#### Task goal:
Read through the data and report every line in which the word "used" occurs.

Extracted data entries
══════
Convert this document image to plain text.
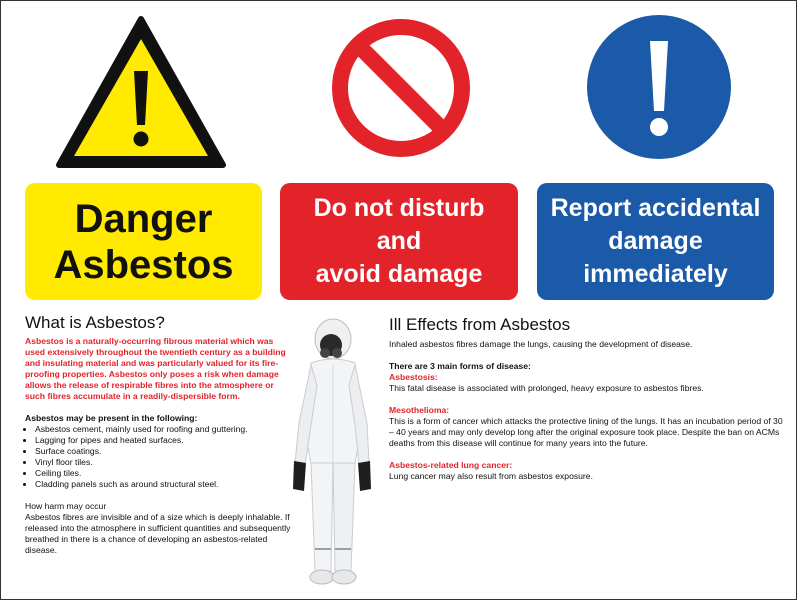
Danger
Asbestos
Do not disturb
and
avoid damage
Report accidental
damage
immediately
What is Asbestos?

Asbestos is a naturally-occurring fibrous material which was used extensively throughout the twentieth century as a building and insulating material and was particularly valued for its fire-proofing properties. Asbestos only poses a risk when damage allows the release of respirable fibres into the atmosphere or such fibres accumulate in a readily-dispersible form.

Asbestos may be present in the following:

• Asbestos cement, mainly used for roofing and guttering.
• Lagging for pipes and heated surfaces.
• Surface coatings.
• Vinyl floor tiles.
• Ceiling tiles.
• Cladding panels such as around structural steel.

How harm may occur

Asbestos fibres are invisible and of a size which is deeply inhalable. If released into the atmosphere in sufficient quantities and subsequently breathed in there is a chance of developing an asbestos-related disease.

Ill Effects from Asbestos

Inhaled asbestos fibres damage the lungs, causing the development of disease.

There are 3 main forms of disease:

Asbestosis:

This fatal disease is associated with prolonged, heavy exposure to asbestos fibres.

Mesothelioma:

This is a form of cancer which attacks the protective lining of the lungs. It has an incubation period of 30 – 40 years and may only develop long after the original exposure took place. Despite the ban on ACMs deaths from this disease will continue for many years into the future.

Asbestos-related lung cancer:

Lung cancer may also result from asbestos exposure.
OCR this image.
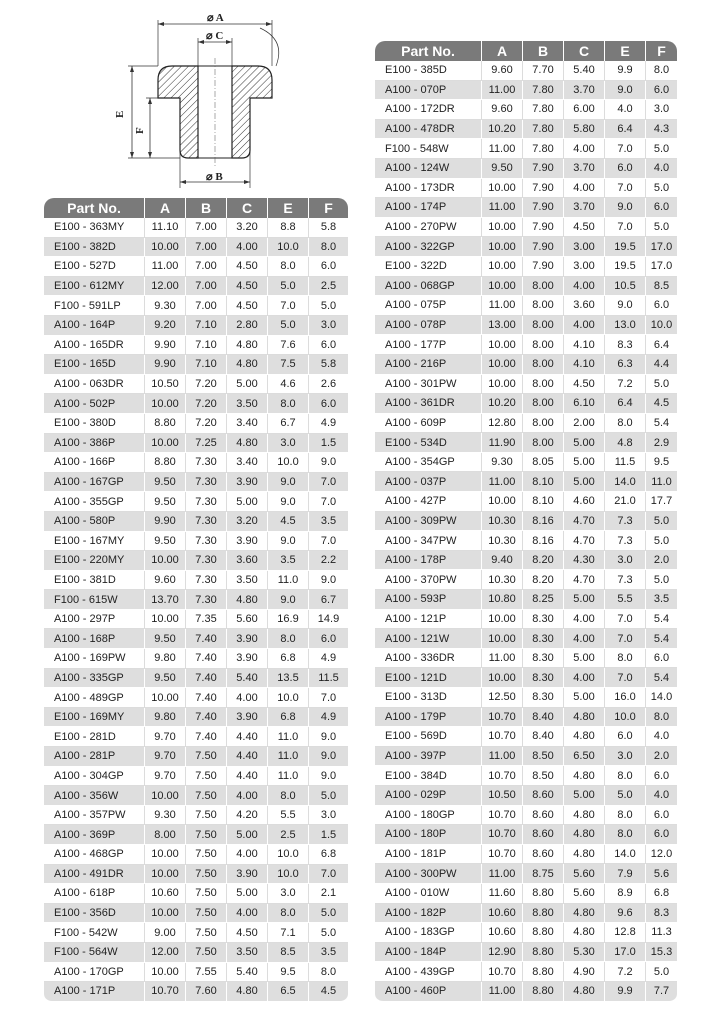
⌀ A
⌀ C
⌀ B
E
F
Part No.	A	B	C	E	F
E100 - 363MY	11.10	7.00	3.20	8.8	5.8
E100 - 382D	10.00	7.00	4.00	10.0	8.0
E100 - 527D	11.00	7.00	4.50	8.0	6.0
E100 - 612MY	12.00	7.00	4.50	5.0	2.5
F100 - 591LP	9.30	7.00	4.50	7.0	5.0
A100 - 164P	9.20	7.10	2.80	5.0	3.0
A100 - 165DR	9.90	7.10	4.80	7.6	6.0
E100 - 165D	9.90	7.10	4.80	7.5	5.8
A100 - 063DR	10.50	7.20	5.00	4.6	2.6
A100 - 502P	10.00	7.20	3.50	8.0	6.0
E100 - 380D	8.80	7.20	3.40	6.7	4.9
A100 - 386P	10.00	7.25	4.80	3.0	1.5
A100 - 166P	8.80	7.30	3.40	10.0	9.0
A100 - 167GP	9.50	7.30	3.90	9.0	7.0
A100 - 355GP	9.50	7.30	5.00	9.0	7.0
A100 - 580P	9.90	7.30	3.20	4.5	3.5
E100 - 167MY	9.50	7.30	3.90	9.0	7.0
E100 - 220MY	10.00	7.30	3.60	3.5	2.2
E100 - 381D	9.60	7.30	3.50	11.0	9.0
F100 - 615W	13.70	7.30	4.80	9.0	6.7
A100 - 297P	10.00	7.35	5.60	16.9	14.9
A100 - 168P	9.50	7.40	3.90	8.0	6.0
A100 - 169PW	9.80	7.40	3.90	6.8	4.9
A100 - 335GP	9.50	7.40	5.40	13.5	11.5
A100 - 489GP	10.00	7.40	4.00	10.0	7.0
E100 - 169MY	9.80	7.40	3.90	6.8	4.9
E100 - 281D	9.70	7.40	4.40	11.0	9.0
A100 - 281P	9.70	7.50	4.40	11.0	9.0
A100 - 304GP	9.70	7.50	4.40	11.0	9.0
A100 - 356W	10.00	7.50	4.00	8.0	5.0
A100 - 357PW	9.30	7.50	4.20	5.5	3.0
A100 - 369P	8.00	7.50	5.00	2.5	1.5
A100 - 468GP	10.00	7.50	4.00	10.0	6.8
A100 - 491DR	10.00	7.50	3.90	10.0	7.0
A100 - 618P	10.60	7.50	5.00	3.0	2.1
E100 - 356D	10.00	7.50	4.00	8.0	5.0
F100 - 542W	9.00	7.50	4.50	7.1	5.0
F100 - 564W	12.00	7.50	3.50	8.5	3.5
A100 - 170GP	10.00	7.55	5.40	9.5	8.0
A100 - 171P	10.70	7.60	4.80	6.5	4.5
Part No.	A	B	C	E	F
E100 - 385D	9.60	7.70	5.40	9.9	8.0
A100 - 070P	11.00	7.80	3.70	9.0	6.0
A100 - 172DR	9.60	7.80	6.00	4.0	3.0
A100 - 478DR	10.20	7.80	5.80	6.4	4.3
F100 - 548W	11.00	7.80	4.00	7.0	5.0
A100 - 124W	9.50	7.90	3.70	6.0	4.0
A100 - 173DR	10.00	7.90	4.00	7.0	5.0
A100 - 174P	11.00	7.90	3.70	9.0	6.0
A100 - 270PW	10.00	7.90	4.50	7.0	5.0
A100 - 322GP	10.00	7.90	3.00	19.5	17.0
E100 - 322D	10.00	7.90	3.00	19.5	17.0
A100 - 068GP	10.00	8.00	4.00	10.5	8.5
A100 - 075P	11.00	8.00	3.60	9.0	6.0
A100 - 078P	13.00	8.00	4.00	13.0	10.0
A100 - 177P	10.00	8.00	4.10	8.3	6.4
A100 - 216P	10.00	8.00	4.10	6.3	4.4
A100 - 301PW	10.00	8.00	4.50	7.2	5.0
A100 - 361DR	10.20	8.00	6.10	6.4	4.5
A100 - 609P	12.80	8.00	2.00	8.0	5.4
E100 - 534D	11.90	8.00	5.00	4.8	2.9
A100 - 354GP	9.30	8.05	5.00	11.5	9.5
A100 - 037P	11.00	8.10	5.00	14.0	11.0
A100 - 427P	10.00	8.10	4.60	21.0	17.7
A100 - 309PW	10.30	8.16	4.70	7.3	5.0
A100 - 347PW	10.30	8.16	4.70	7.3	5.0
A100 - 178P	9.40	8.20	4.30	3.0	2.0
A100 - 370PW	10.30	8.20	4.70	7.3	5.0
A100 - 593P	10.80	8.25	5.00	5.5	3.5
A100 - 121P	10.00	8.30	4.00	7.0	5.4
A100 - 121W	10.00	8.30	4.00	7.0	5.4
A100 - 336DR	11.00	8.30	5.00	8.0	6.0
E100 - 121D	10.00	8.30	4.00	7.0	5.4
E100 - 313D	12.50	8.30	5.00	16.0	14.0
A100 - 179P	10.70	8.40	4.80	10.0	8.0
E100 - 569D	10.70	8.40	4.80	6.0	4.0
A100 - 397P	11.00	8.50	6.50	3.0	2.0
E100 - 384D	10.70	8.50	4.80	8.0	6.0
A100 - 029P	10.50	8.60	5.00	5.0	4.0
A100 - 180GP	10.70	8.60	4.80	8.0	6.0
A100 - 180P	10.70	8.60	4.80	8.0	6.0
A100 - 181P	10.70	8.60	4.80	14.0	12.0
A100 - 300PW	11.00	8.75	5.60	7.9	5.6
A100 - 010W	11.60	8.80	5.60	8.9	6.8
A100 - 182P	10.60	8.80	4.80	9.6	8.3
A100 - 183GP	10.60	8.80	4.80	12.8	11.3
A100 - 184P	12.90	8.80	5.30	17.0	15.3
A100 - 439GP	10.70	8.80	4.90	7.2	5.0
A100 - 460P	11.00	8.80	4.80	9.9	7.7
══════
#### Response to this task:
Asbestos is a naturally-occurring fibrous material which was used extensively throughout the twentieth century as a building and insulating material and was particularly valued for its fire-proofing properties. Asbestos only poses a risk when damage allows the release of respirable fibres into the atmosphere or such fibres accumulate in a readily-dispersible form.
• Asbestos cement, mainly used for roofing and guttering.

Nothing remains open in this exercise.